- [REQUIREMENTS] The records that follow need to be output exactly as they are.

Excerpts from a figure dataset
——

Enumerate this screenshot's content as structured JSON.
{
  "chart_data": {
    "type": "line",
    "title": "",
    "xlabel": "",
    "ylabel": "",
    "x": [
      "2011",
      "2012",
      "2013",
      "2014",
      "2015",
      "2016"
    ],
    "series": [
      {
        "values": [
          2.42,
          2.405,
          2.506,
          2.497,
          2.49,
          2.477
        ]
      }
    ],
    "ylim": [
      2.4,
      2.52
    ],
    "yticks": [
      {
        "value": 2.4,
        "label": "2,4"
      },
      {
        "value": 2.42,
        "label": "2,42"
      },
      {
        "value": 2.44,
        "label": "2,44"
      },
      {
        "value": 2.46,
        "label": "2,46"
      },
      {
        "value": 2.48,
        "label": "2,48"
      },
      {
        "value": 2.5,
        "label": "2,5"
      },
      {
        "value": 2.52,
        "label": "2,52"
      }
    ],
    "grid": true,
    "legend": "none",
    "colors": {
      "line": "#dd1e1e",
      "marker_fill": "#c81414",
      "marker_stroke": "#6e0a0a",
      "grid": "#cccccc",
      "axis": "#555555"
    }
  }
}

——

- [THE OUTPUT]
Enumerate this screenshot's content as structured JSON.
{
  "chart_data": {
    "type": "line",
    "title": "",
    "xlabel": "",
    "ylabel": "",
    "x": [
      "2011",
      "2012",
      "2013",
      "2014",
      "2015",
      "2016"
    ],
    "series": [
      {
        "values": [
          2.42,
          2.405,
          2.506,
          2.497,
          2.49,
          2.477
        ]
      }
    ],
    "ylim": [
      2.4,
      2.52
    ],
    "yticks": [
      {
        "value": 2.4,
        "label": "2,4"
      },
      {
        "value": 2.42,
        "label": "2,42"
      },
      {
        "value": 2.44,
        "label": "2,44"
      },
      {
        "value": 2.46,
        "label": "2,46"
      },
      {
        "value": 2.48,
        "label": "2,48"
      },
      {
        "value": 2.5,
        "label": "2,5"
      },
      {
        "value": 2.52,
        "label": "2,52"
      }
    ],
    "grid": true,
    "legend": "none",
    "colors": {
      "line": "#dd1e1e",
      "marker_fill": "#c81414",
      "marker_stroke": "#6e0a0a",
      "grid": "#cccccc",
      "axis": "#555555"
    }
  }
}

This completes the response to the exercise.